OBJECTIVE: Wherever the string "title" appears in a line, extract that line.

Dataset items:
-- Start --
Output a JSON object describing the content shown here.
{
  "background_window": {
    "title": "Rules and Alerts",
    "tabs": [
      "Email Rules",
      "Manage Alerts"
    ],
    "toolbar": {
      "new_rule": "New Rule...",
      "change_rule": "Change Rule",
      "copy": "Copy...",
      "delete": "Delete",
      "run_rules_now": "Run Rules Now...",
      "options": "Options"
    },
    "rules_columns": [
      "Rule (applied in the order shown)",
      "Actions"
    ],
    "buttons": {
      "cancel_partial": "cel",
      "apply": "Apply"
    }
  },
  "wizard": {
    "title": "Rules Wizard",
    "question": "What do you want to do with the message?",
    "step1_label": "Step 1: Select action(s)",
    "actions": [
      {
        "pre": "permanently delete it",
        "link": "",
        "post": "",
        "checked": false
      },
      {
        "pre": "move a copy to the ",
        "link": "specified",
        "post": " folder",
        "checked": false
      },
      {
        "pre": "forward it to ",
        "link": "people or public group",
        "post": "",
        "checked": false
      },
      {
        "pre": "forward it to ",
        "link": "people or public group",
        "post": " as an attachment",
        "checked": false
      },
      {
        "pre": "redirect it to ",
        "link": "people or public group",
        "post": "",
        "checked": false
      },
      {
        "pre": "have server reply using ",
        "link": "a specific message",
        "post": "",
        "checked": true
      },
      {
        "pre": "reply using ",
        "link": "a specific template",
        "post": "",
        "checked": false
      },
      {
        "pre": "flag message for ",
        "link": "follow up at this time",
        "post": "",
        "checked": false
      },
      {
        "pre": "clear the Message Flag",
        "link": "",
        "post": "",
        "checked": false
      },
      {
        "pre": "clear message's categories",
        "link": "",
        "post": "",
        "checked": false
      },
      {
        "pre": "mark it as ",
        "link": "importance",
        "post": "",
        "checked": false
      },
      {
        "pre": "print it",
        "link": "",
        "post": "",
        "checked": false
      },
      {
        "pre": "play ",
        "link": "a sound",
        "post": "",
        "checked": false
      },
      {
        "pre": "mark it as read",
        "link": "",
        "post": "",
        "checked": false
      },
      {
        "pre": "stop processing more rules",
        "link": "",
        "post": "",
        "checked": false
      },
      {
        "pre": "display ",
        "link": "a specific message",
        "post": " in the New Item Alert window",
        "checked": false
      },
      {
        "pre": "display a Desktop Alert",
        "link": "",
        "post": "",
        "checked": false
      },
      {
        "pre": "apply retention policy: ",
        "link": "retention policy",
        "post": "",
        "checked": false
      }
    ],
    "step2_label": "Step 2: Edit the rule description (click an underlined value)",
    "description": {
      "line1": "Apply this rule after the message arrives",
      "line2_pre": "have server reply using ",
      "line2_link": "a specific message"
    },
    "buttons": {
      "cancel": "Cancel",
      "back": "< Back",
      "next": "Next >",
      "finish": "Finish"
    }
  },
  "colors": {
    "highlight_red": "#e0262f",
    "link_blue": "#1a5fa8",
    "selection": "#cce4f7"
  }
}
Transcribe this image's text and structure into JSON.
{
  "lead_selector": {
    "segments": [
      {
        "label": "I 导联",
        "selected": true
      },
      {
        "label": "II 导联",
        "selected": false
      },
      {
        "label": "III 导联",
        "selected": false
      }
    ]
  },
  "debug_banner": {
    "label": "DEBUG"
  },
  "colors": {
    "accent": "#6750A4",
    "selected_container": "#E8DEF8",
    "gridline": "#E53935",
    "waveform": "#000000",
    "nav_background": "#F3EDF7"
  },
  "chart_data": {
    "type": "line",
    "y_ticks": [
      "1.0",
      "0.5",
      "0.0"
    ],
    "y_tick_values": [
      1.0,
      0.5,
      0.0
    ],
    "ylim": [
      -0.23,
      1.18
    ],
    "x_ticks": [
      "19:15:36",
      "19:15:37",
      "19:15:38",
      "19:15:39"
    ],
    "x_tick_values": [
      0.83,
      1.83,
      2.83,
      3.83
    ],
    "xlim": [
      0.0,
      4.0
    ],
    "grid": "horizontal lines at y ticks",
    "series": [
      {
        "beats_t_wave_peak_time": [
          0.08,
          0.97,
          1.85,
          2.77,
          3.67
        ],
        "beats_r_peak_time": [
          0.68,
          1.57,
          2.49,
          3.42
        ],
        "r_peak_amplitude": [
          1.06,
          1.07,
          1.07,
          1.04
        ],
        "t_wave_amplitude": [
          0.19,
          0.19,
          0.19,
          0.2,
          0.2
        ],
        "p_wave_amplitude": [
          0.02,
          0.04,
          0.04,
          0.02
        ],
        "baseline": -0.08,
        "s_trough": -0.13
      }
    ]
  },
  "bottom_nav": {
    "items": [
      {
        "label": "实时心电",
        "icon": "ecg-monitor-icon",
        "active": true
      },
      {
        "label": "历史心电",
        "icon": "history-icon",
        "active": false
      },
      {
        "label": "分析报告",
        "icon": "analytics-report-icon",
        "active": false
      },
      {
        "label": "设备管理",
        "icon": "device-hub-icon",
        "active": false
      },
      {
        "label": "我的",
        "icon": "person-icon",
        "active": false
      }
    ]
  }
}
-- End --
-- Start --
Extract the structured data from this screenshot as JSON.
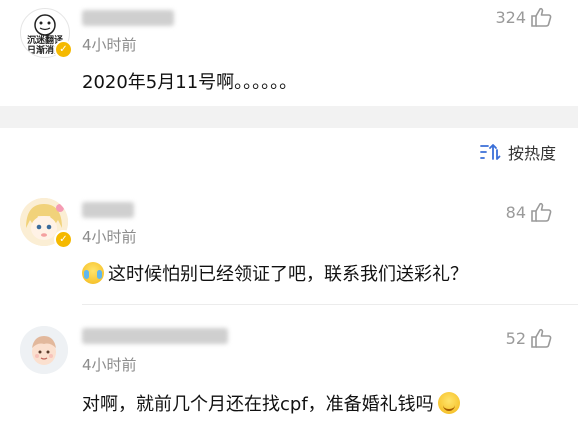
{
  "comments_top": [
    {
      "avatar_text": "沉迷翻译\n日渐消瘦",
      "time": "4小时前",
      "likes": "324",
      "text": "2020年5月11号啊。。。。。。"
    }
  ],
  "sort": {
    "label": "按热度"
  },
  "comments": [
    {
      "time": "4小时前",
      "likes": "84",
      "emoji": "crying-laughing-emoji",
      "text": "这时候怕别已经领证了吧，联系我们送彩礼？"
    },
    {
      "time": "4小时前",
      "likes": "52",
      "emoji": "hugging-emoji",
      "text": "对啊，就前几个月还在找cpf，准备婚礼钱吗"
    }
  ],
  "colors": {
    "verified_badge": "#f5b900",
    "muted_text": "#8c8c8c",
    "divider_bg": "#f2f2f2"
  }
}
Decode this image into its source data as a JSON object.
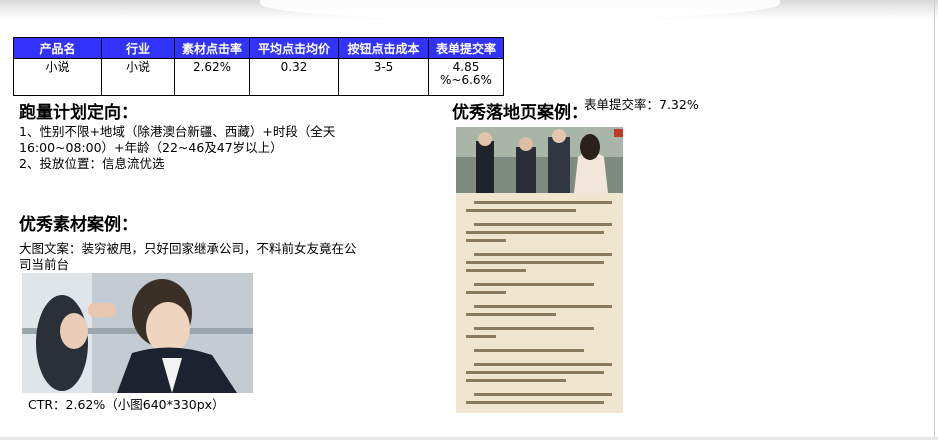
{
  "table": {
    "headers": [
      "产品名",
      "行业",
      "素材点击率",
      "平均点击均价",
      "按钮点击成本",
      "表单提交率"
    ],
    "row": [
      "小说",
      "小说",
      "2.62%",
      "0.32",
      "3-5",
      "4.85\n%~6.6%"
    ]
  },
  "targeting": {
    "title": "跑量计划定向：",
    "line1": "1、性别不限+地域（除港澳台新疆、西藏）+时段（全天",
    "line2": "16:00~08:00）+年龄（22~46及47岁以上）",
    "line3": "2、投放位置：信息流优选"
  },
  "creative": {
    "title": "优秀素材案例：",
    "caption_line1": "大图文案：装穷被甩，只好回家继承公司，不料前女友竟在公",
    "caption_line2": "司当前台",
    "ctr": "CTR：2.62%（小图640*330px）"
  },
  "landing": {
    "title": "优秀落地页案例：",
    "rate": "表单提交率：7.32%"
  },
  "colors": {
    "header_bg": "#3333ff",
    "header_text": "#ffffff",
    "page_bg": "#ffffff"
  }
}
-- End --
EXERCISE ANSWER:
    "title": "Rules and Alerts",
    "title": "Rules Wizard",
    "title": "跑量计划定向：",
    "title": "优秀素材案例：",
    "title": "优秀落地页案例：",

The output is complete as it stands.